### Exercise
Find every line in the entries below that contains the string "more", and copy each one. Matches must have the same capitalization.

### Supplied information
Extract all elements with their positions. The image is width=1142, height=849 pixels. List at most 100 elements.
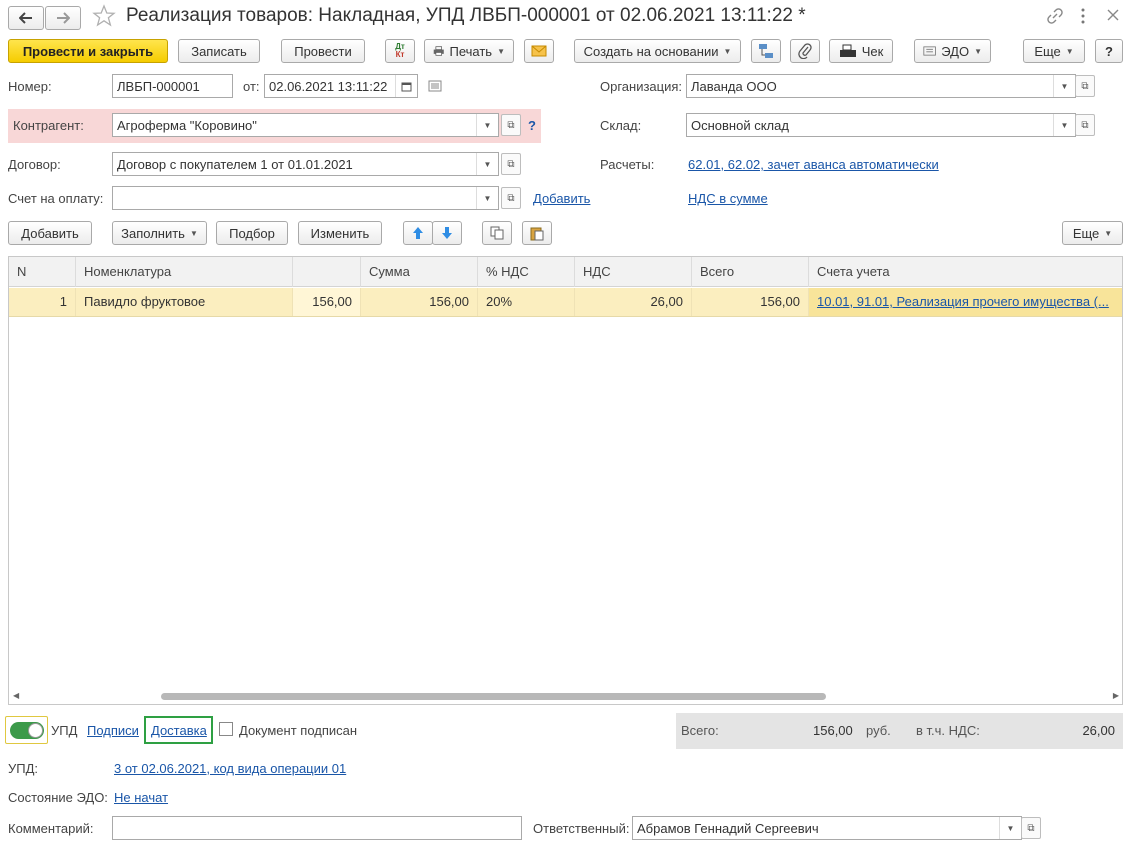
move-down-button[interactable] — [432, 221, 462, 245]
list-icon[interactable] — [428, 80, 442, 95]
move-up-button[interactable] — [403, 221, 433, 245]
row-sum[interactable]: 156,00 — [361, 288, 478, 316]
column-header-n[interactable]: N — [9, 257, 76, 287]
total-value: 156,00 — [813, 723, 853, 738]
column-header-total[interactable]: Всего — [692, 257, 809, 287]
date-value: 02.06.2021 13:11:22 — [269, 78, 388, 94]
table-fill-button[interactable]: Заполнить ▼ — [112, 221, 207, 245]
contract-field[interactable]: Договор с покупателем 1 от 01.01.2021 ▼ — [112, 152, 499, 176]
number-field[interactable]: ЛВБП-000001 — [112, 74, 233, 98]
scroll-right-icon[interactable]: ▶ — [1113, 691, 1119, 700]
chevron-down-icon: ▼ — [974, 46, 982, 56]
create-based-on-label: Создать на основании — [583, 43, 719, 59]
open-contract-icon[interactable]: ⧉ — [501, 153, 521, 175]
row-vat-rate[interactable]: 20% — [478, 288, 575, 316]
row-accounts[interactable]: 10.01, 91.01, Реализация прочего имущест… — [809, 288, 1122, 316]
scrollbar-thumb[interactable] — [161, 693, 826, 700]
attach-button[interactable] — [790, 39, 820, 63]
more-vertical-icon[interactable] — [1078, 7, 1088, 28]
upd-label: УПД: — [8, 761, 39, 776]
save-button[interactable]: Записать — [178, 39, 260, 63]
row-total[interactable]: 156,00 — [692, 288, 809, 316]
open-responsible-icon[interactable]: ⧉ — [1021, 817, 1041, 839]
edo-button[interactable]: ЭДО ▼ — [914, 39, 991, 63]
open-contractor-icon[interactable]: ⧉ — [501, 114, 521, 136]
settlements-link[interactable]: 62.01, 62.02, зачет аванса автоматически — [688, 157, 939, 172]
responsible-label: Ответственный: — [533, 821, 630, 836]
date-field[interactable]: 02.06.2021 13:11:22 — [264, 74, 418, 98]
invoice-add-link[interactable]: Добавить — [533, 191, 590, 206]
copy-row-button[interactable] — [482, 221, 512, 245]
responsible-field[interactable]: Абрамов Геннадий Сергеевич ▼ — [632, 816, 1022, 840]
upd-link[interactable]: 3 от 02.06.2021, код вида операции 01 — [114, 761, 346, 776]
open-invoice-icon[interactable]: ⧉ — [501, 187, 521, 209]
table-add-button[interactable]: Добавить — [8, 221, 92, 245]
chevron-down-icon: ▼ — [1104, 228, 1113, 238]
invoice-field[interactable]: ▼ — [112, 186, 499, 210]
contract-value: Договор с покупателем 1 от 01.01.2021 — [117, 156, 353, 172]
organization-value: Лаванда ООО — [691, 78, 777, 94]
arrow-up-icon — [413, 227, 423, 239]
row-quantity[interactable]: 156,00 — [293, 288, 361, 316]
column-header-vat-rate[interactable]: % НДС — [478, 257, 575, 287]
organization-label: Организация: — [600, 79, 683, 94]
edo-icon — [923, 46, 936, 56]
chevron-down-icon[interactable]: ▼ — [1053, 75, 1075, 97]
receipt-button[interactable]: Чек — [829, 39, 893, 63]
window-title: Реализация товаров: Накладная, УПД ЛВБП-… — [126, 5, 806, 26]
dtkt-button[interactable]: Дт Кт — [385, 39, 415, 63]
comment-field[interactable] — [112, 816, 522, 840]
receipt-label: Чек — [861, 43, 884, 59]
column-header-qty[interactable] — [293, 257, 361, 287]
signatures-link[interactable]: Подписи — [87, 723, 139, 738]
row-accounts-link[interactable]: 10.01, 91.01, Реализация прочего имущест… — [817, 294, 1109, 309]
favorite-star-icon[interactable] — [92, 4, 116, 31]
table-row[interactable]: 1 Павидло фруктовое 156,00 156,00 20% 26… — [9, 288, 1122, 317]
upd-toggle[interactable] — [10, 722, 44, 739]
more-button[interactable]: Еще ▼ — [1023, 39, 1085, 63]
contractor-help-icon[interactable]: ? — [528, 118, 536, 133]
delivery-link[interactable]: Доставка — [151, 723, 207, 738]
chevron-down-icon[interactable]: ▼ — [476, 153, 498, 175]
warehouse-field[interactable]: Основной склад ▼ — [686, 113, 1076, 137]
open-organization-icon[interactable]: ⧉ — [1075, 75, 1095, 97]
table-select-button[interactable]: Подбор — [216, 221, 288, 245]
edo-state-link[interactable]: Не начат — [114, 790, 168, 805]
row-item[interactable]: Павидло фруктовое — [76, 288, 293, 316]
column-header-accounts[interactable]: Счета учета — [809, 257, 1122, 287]
table-change-button[interactable]: Изменить — [298, 221, 382, 245]
structure-button[interactable] — [751, 39, 781, 63]
chevron-down-icon[interactable]: ▼ — [476, 114, 498, 136]
post-and-close-button[interactable]: Провести и закрыть — [8, 39, 168, 63]
horizontal-scrollbar[interactable]: ◀ ▶ — [13, 691, 1119, 700]
chevron-down-icon[interactable]: ▼ — [476, 187, 498, 209]
link-icon[interactable] — [1046, 7, 1064, 28]
paste-row-button[interactable] — [522, 221, 552, 245]
open-warehouse-icon[interactable]: ⧉ — [1075, 114, 1095, 136]
vat-mode-link[interactable]: НДС в сумме — [688, 191, 768, 206]
table-header: N Номенклатура Сумма % НДС НДС Всего Сче… — [9, 257, 1122, 287]
column-header-vat[interactable]: НДС — [575, 257, 692, 287]
close-icon[interactable] — [1106, 8, 1120, 25]
help-button[interactable]: ? — [1095, 39, 1123, 63]
column-header-sum[interactable]: Сумма — [361, 257, 478, 287]
total-label: Всего: — [681, 723, 719, 738]
contractor-field[interactable]: Агроферма "Коровино" ▼ — [112, 113, 499, 137]
organization-field[interactable]: Лаванда ООО ▼ — [686, 74, 1076, 98]
chevron-down-icon: ▼ — [497, 46, 505, 56]
document-signed-checkbox[interactable] — [219, 722, 233, 736]
chevron-down-icon[interactable]: ▼ — [999, 817, 1021, 839]
create-based-on-button[interactable]: Создать на основании ▼ — [574, 39, 741, 63]
print-button[interactable]: Печать ▼ — [424, 39, 514, 63]
back-button[interactable] — [8, 6, 44, 30]
email-button[interactable] — [524, 39, 554, 63]
goods-table[interactable]: N Номенклатура Сумма % НДС НДС Всего Сче… — [8, 256, 1123, 705]
post-button[interactable]: Провести — [281, 39, 365, 63]
forward-button[interactable] — [45, 6, 81, 30]
table-more-button[interactable]: Еще ▼ — [1062, 221, 1123, 245]
scroll-left-icon[interactable]: ◀ — [13, 691, 19, 700]
row-vat[interactable]: 26,00 — [575, 288, 692, 316]
column-header-item[interactable]: Номенклатура — [76, 257, 293, 287]
chevron-down-icon[interactable]: ▼ — [1053, 114, 1075, 136]
calendar-icon[interactable] — [395, 75, 417, 97]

### Problem solution
more-vertical-icon[interactable] — [1078, 7, 1088, 28]
more-button[interactable]: Еще ▼ — [1023, 39, 1085, 63]
table-more-button[interactable]: Еще ▼ — [1062, 221, 1123, 245]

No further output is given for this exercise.